- **Exercise**:
Reproduce exactly the lines from the one containing "What text is on this page?" through the end of the listing, minus the pictures.

# # #

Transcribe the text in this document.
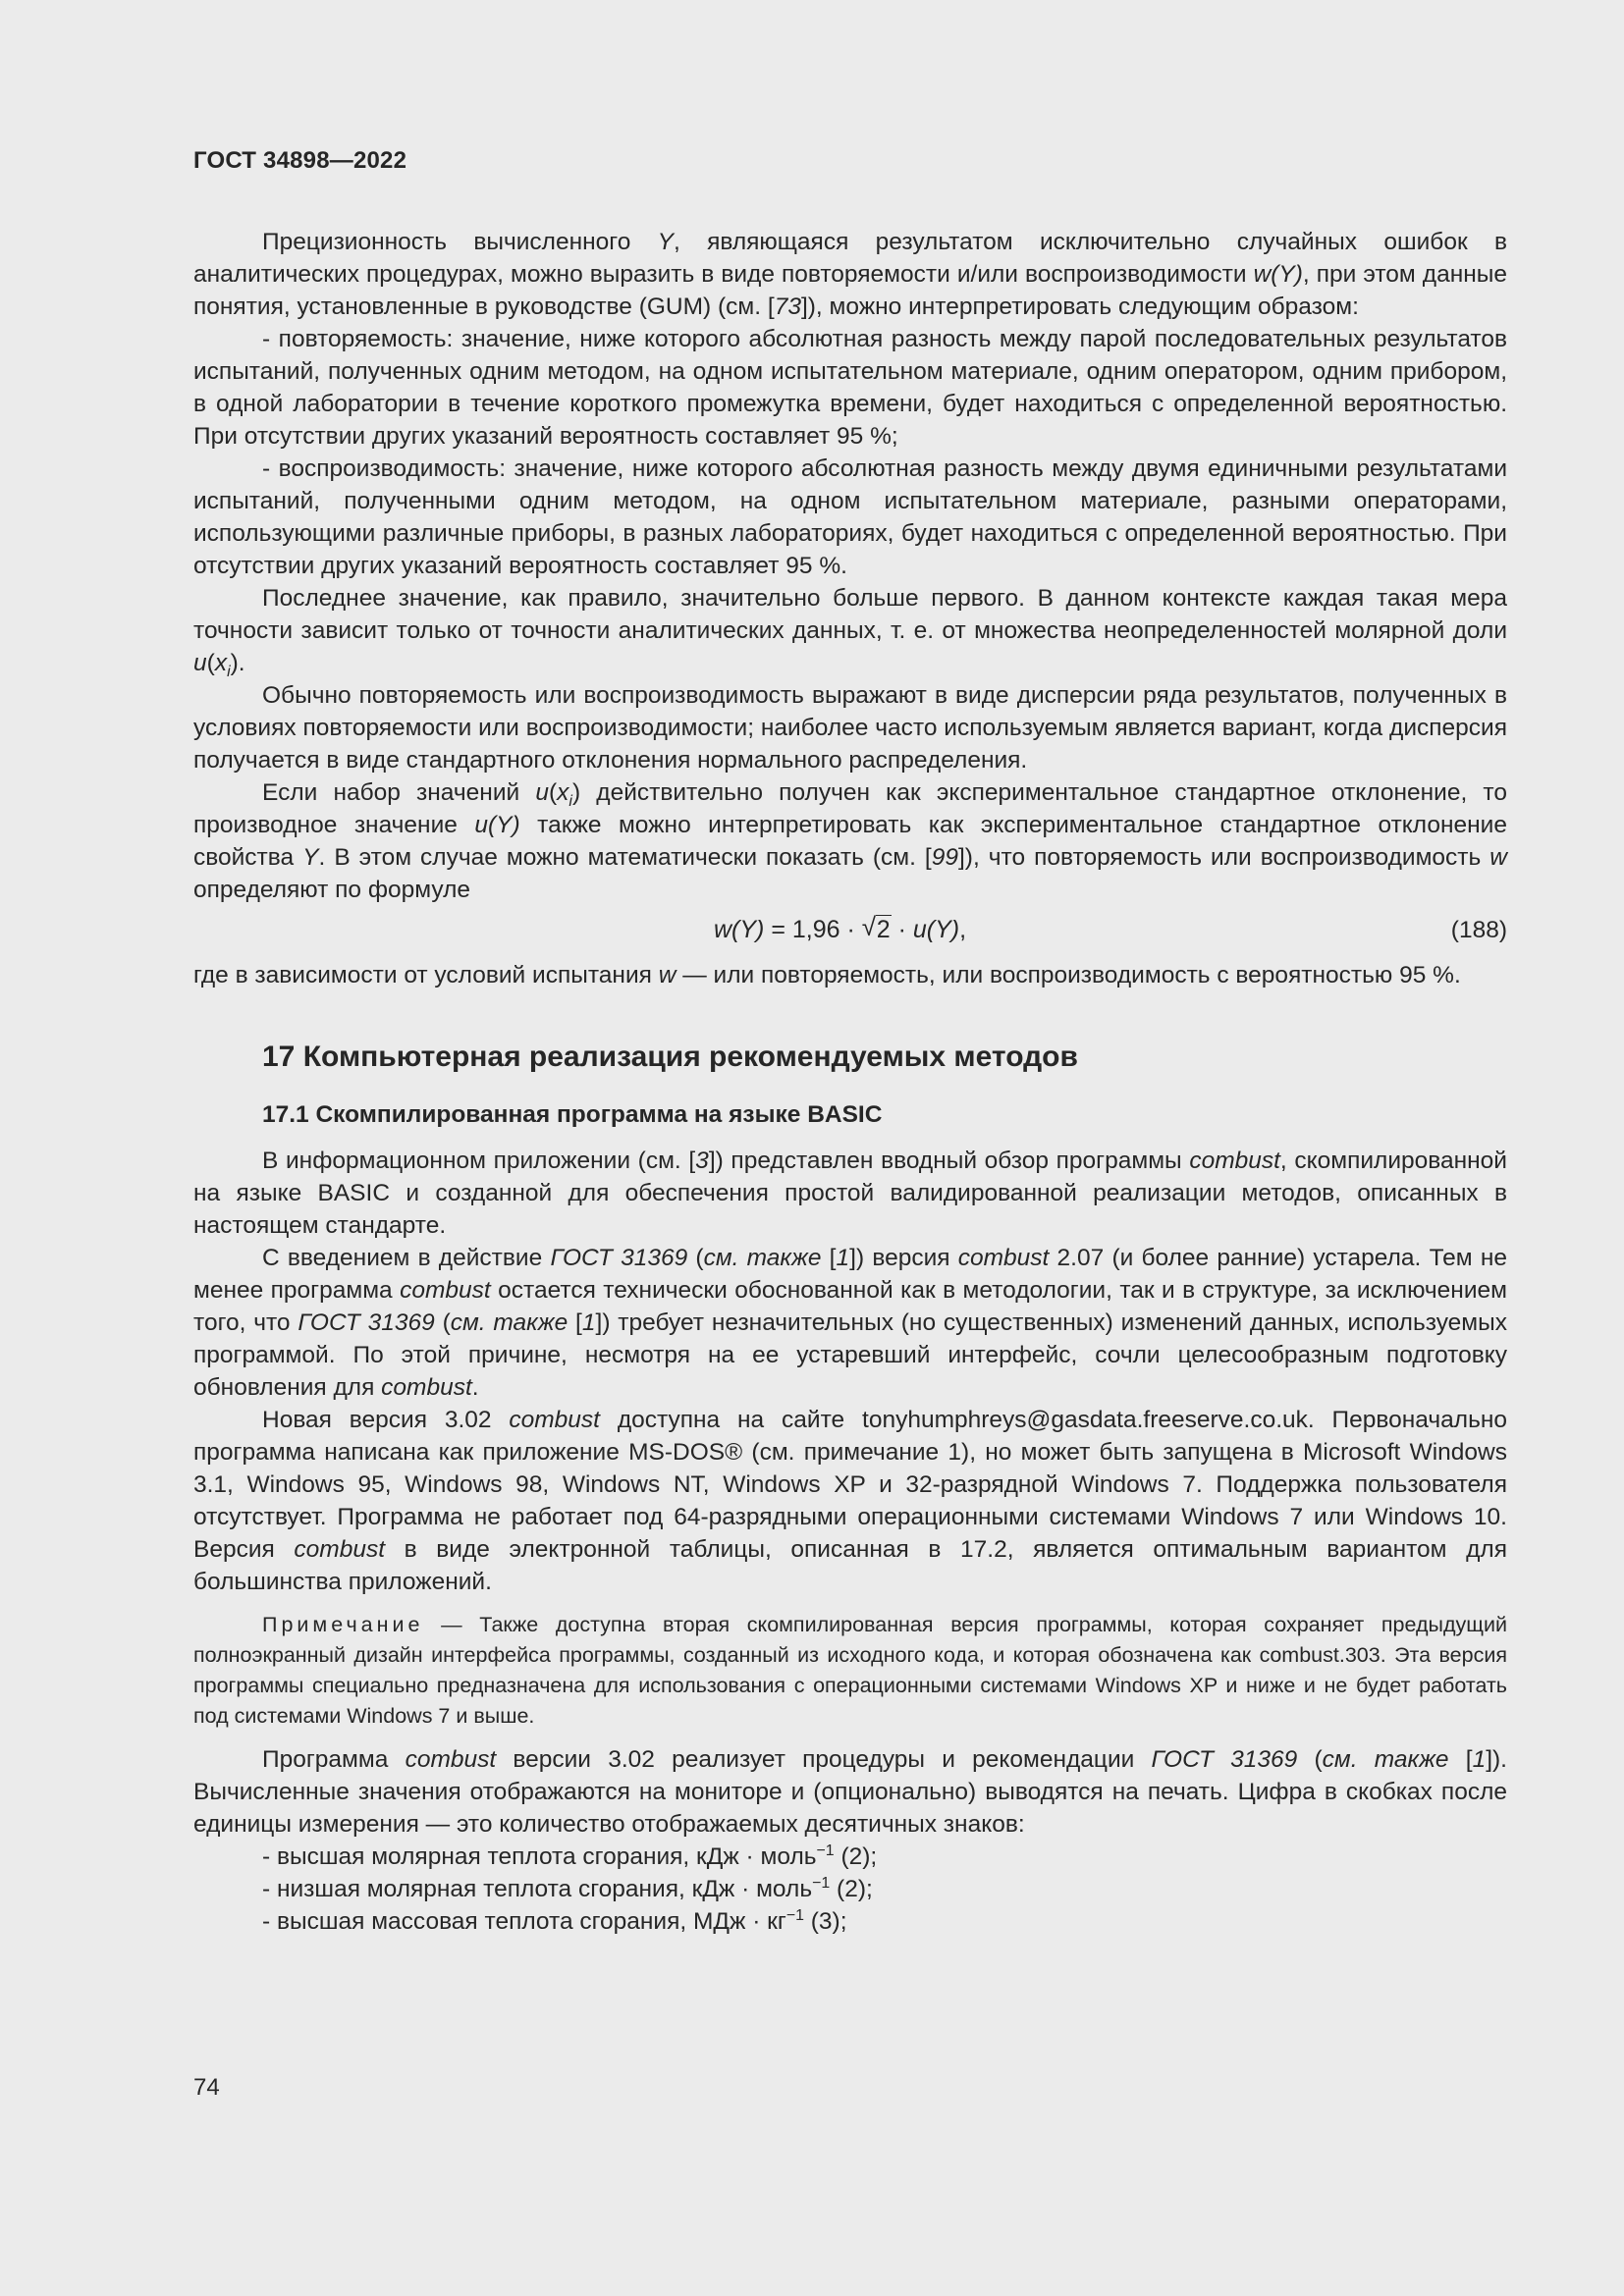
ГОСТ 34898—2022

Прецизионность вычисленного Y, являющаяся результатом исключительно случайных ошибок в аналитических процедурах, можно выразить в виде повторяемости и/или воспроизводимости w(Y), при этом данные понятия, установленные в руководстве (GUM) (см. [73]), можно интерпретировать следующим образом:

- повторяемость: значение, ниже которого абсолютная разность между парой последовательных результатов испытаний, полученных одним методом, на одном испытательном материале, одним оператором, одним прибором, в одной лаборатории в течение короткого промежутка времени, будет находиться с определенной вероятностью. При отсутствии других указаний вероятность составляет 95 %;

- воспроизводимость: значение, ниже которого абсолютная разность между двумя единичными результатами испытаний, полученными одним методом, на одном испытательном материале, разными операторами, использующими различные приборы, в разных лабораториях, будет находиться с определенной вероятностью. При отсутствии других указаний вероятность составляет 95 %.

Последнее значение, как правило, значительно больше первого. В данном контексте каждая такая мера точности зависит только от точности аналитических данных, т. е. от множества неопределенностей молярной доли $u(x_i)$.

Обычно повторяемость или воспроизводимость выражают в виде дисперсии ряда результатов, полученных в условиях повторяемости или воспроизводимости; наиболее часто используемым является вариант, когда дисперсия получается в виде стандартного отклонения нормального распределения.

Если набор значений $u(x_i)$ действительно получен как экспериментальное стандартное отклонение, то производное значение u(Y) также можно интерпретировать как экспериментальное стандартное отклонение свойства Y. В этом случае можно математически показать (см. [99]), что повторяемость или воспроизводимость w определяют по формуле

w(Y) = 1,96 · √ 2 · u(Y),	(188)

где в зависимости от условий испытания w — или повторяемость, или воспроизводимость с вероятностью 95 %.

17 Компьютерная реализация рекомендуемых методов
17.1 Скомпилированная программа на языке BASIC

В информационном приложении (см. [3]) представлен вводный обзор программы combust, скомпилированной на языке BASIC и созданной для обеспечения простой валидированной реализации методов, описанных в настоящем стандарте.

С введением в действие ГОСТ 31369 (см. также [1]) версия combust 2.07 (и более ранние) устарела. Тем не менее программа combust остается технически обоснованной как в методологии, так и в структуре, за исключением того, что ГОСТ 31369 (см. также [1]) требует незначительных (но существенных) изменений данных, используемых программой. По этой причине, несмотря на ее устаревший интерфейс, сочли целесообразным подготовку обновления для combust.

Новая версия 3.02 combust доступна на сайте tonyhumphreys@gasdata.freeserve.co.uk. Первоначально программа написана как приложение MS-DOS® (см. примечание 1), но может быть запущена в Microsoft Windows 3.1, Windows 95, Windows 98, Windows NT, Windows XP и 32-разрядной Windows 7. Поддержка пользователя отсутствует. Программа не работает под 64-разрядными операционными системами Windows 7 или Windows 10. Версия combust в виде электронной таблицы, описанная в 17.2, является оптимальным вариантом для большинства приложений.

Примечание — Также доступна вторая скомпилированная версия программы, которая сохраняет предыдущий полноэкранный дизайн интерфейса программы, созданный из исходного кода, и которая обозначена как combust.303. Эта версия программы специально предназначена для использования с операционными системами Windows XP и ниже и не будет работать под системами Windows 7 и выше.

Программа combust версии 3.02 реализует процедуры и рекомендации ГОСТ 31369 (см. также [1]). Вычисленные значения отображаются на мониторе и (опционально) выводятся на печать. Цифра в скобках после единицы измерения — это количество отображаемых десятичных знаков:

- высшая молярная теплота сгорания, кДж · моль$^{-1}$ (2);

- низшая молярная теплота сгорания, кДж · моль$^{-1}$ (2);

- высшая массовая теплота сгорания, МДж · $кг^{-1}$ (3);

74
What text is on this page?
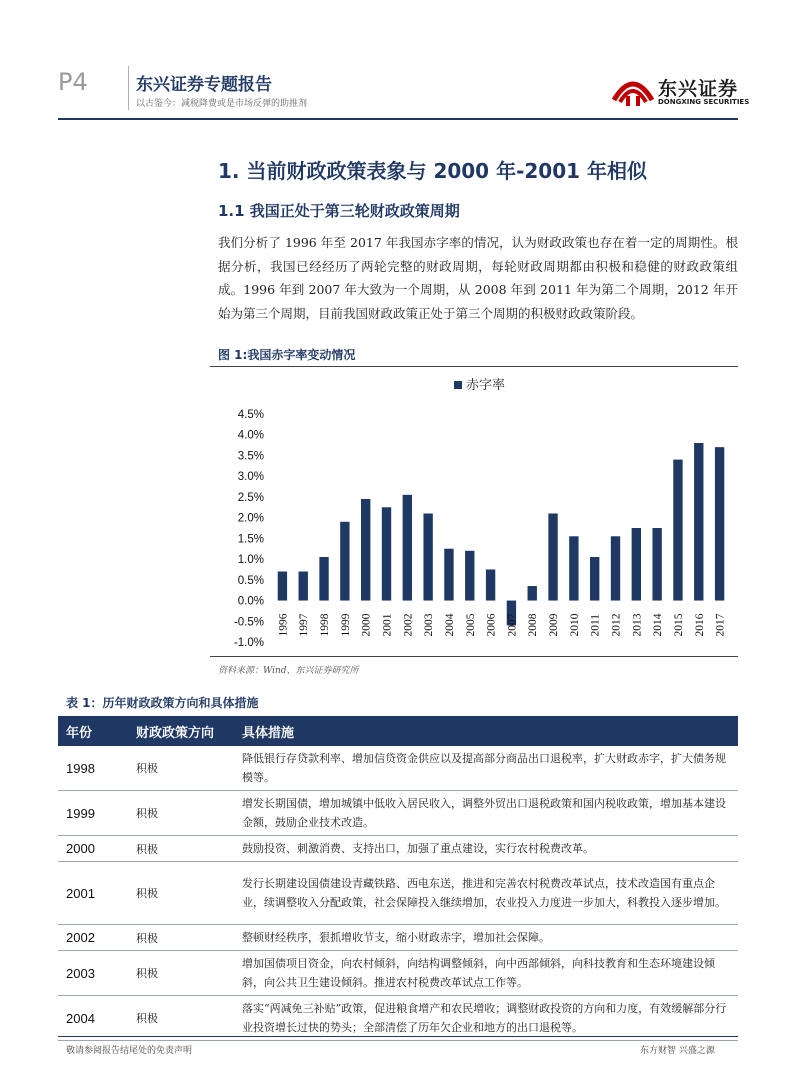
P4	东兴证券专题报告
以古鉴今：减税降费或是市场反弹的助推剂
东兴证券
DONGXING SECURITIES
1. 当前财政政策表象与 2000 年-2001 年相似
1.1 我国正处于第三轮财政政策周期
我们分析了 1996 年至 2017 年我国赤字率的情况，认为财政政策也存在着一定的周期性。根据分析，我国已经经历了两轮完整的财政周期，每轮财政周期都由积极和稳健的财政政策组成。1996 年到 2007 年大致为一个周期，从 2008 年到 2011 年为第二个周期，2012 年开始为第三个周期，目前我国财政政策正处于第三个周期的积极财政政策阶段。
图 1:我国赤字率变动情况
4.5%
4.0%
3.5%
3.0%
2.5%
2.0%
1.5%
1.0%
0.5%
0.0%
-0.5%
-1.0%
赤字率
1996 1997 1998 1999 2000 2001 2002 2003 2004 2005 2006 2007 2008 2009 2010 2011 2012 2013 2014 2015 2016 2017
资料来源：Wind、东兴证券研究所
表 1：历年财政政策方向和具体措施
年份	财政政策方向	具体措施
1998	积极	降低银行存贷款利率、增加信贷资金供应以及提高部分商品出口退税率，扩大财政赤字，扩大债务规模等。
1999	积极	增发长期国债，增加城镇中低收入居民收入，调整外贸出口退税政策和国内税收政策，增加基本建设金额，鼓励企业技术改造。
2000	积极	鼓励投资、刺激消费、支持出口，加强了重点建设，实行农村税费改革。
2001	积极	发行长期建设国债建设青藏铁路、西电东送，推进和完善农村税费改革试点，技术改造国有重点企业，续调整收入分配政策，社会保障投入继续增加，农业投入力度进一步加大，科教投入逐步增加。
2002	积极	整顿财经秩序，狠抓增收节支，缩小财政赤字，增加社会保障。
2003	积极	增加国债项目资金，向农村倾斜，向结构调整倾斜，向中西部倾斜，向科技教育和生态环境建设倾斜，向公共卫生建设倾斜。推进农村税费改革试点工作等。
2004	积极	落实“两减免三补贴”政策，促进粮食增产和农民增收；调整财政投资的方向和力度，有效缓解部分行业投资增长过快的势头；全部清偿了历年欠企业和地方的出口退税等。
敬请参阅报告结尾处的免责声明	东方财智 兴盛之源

# # #

- **Answer for the task**:
What text is on this page?
P4	东兴证券专题报告
以古鉴今：减税降费或是市场反弹的助推剂
东兴证券
DONGXING SECURITIES
1. 当前财政政策表象与 2000 年-2001 年相似
1.1 我国正处于第三轮财政政策周期
我们分析了 1996 年至 2017 年我国赤字率的情况，认为财政政策也存在着一定的周期性。根据分析，我国已经经历了两轮完整的财政周期，每轮财政周期都由积极和稳健的财政政策组成。1996 年到 2007 年大致为一个周期，从 2008 年到 2011 年为第二个周期，2012 年开始为第三个周期，目前我国财政政策正处于第三个周期的积极财政政策阶段。
图 1:我国赤字率变动情况
4.5%
4.0%
3.5%
3.0%
2.5%
2.0%
1.5%
1.0%
0.5%
0.0%
-0.5%
-1.0%
赤字率
1996 1997 1998 1999 2000 2001 2002 2003 2004 2005 2006 2007 2008 2009 2010 2011 2012 2013 2014 2015 2016 2017
资料来源：Wind、东兴证券研究所
表 1：历年财政政策方向和具体措施
年份	财政政策方向	具体措施
1998	积极	降低银行存贷款利率、增加信贷资金供应以及提高部分商品出口退税率，扩大财政赤字，扩大债务规模等。
1999	积极	增发长期国债，增加城镇中低收入居民收入，调整外贸出口退税政策和国内税收政策，增加基本建设金额，鼓励企业技术改造。
2000	积极	鼓励投资、刺激消费、支持出口，加强了重点建设，实行农村税费改革。
2001	积极	发行长期建设国债建设青藏铁路、西电东送，推进和完善农村税费改革试点，技术改造国有重点企业，续调整收入分配政策，社会保障投入继续增加，农业投入力度进一步加大，科教投入逐步增加。
2002	积极	整顿财经秩序，狠抓增收节支，缩小财政赤字，增加社会保障。
2003	积极	增加国债项目资金，向农村倾斜，向结构调整倾斜，向中西部倾斜，向科技教育和生态环境建设倾斜，向公共卫生建设倾斜。推进农村税费改革试点工作等。
2004	积极	落实“两减免三补贴”政策，促进粮食增产和农民增收；调整财政投资的方向和力度，有效缓解部分行业投资增长过快的势头；全部清偿了历年欠企业和地方的出口退税等。
敬请参阅报告结尾处的免责声明	东方财智 兴盛之源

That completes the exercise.